## The problem
Look for the string "JSON" in the lines and copy each line that has it.

▼

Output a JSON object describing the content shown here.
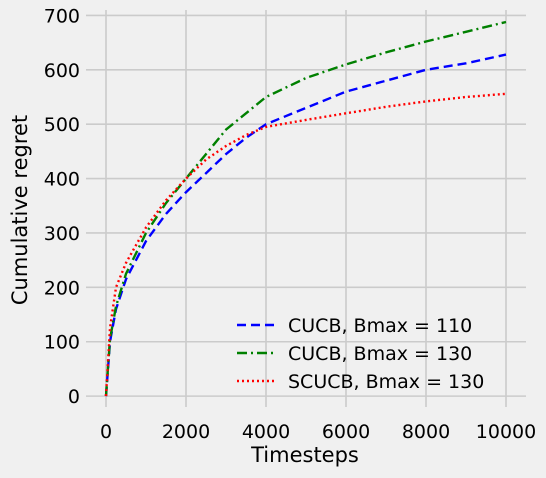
{
  "chart_data": {
    "type": "line",
    "title": "",
    "xlabel": "Timesteps",
    "ylabel": "Cumulative regret",
    "xlim": [
      -500,
      10500
    ],
    "ylim": [
      -20,
      710
    ],
    "xticks": [
      0,
      2000,
      4000,
      6000,
      8000,
      10000
    ],
    "yticks": [
      0,
      100,
      200,
      300,
      400,
      500,
      600,
      700
    ],
    "grid": true,
    "legend_position": "lower-right",
    "series": [
      {
        "name": "CUCB, Bmax = 110",
        "color": "#0000ff",
        "dash": "dashed",
        "x": [
          0,
          100,
          250,
          500,
          1000,
          1500,
          2000,
          2500,
          3000,
          3500,
          4000,
          5000,
          6000,
          7000,
          8000,
          9000,
          10000
        ],
        "y": [
          0,
          100,
          160,
          215,
          285,
          335,
          375,
          410,
          445,
          475,
          500,
          530,
          560,
          580,
          600,
          612,
          628
        ]
      },
      {
        "name": "CUCB, Bmax = 130",
        "color": "#008000",
        "dash": "dashdot",
        "x": [
          0,
          100,
          250,
          500,
          1000,
          1500,
          2000,
          2500,
          3000,
          3500,
          4000,
          5000,
          6000,
          7000,
          8000,
          9000,
          10000
        ],
        "y": [
          0,
          105,
          165,
          225,
          300,
          355,
          400,
          445,
          490,
          520,
          550,
          585,
          610,
          632,
          652,
          670,
          688
        ]
      },
      {
        "name": "SCUCB, Bmax = 130",
        "color": "#ff0000",
        "dash": "dotted",
        "x": [
          0,
          100,
          250,
          500,
          1000,
          1500,
          2000,
          2500,
          3000,
          3500,
          4000,
          5000,
          6000,
          7000,
          8000,
          9000,
          10000
        ],
        "y": [
          0,
          125,
          200,
          245,
          310,
          360,
          400,
          435,
          460,
          480,
          495,
          508,
          520,
          532,
          542,
          550,
          556
        ]
      }
    ]
  }
}
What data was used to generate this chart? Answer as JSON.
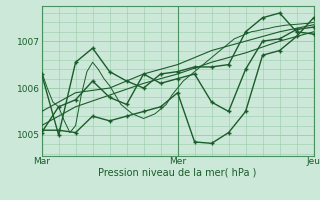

▲

## Worked answer
Output a JSON object describing the content shown here.
What data was used to generate this chart? Answer as JSON.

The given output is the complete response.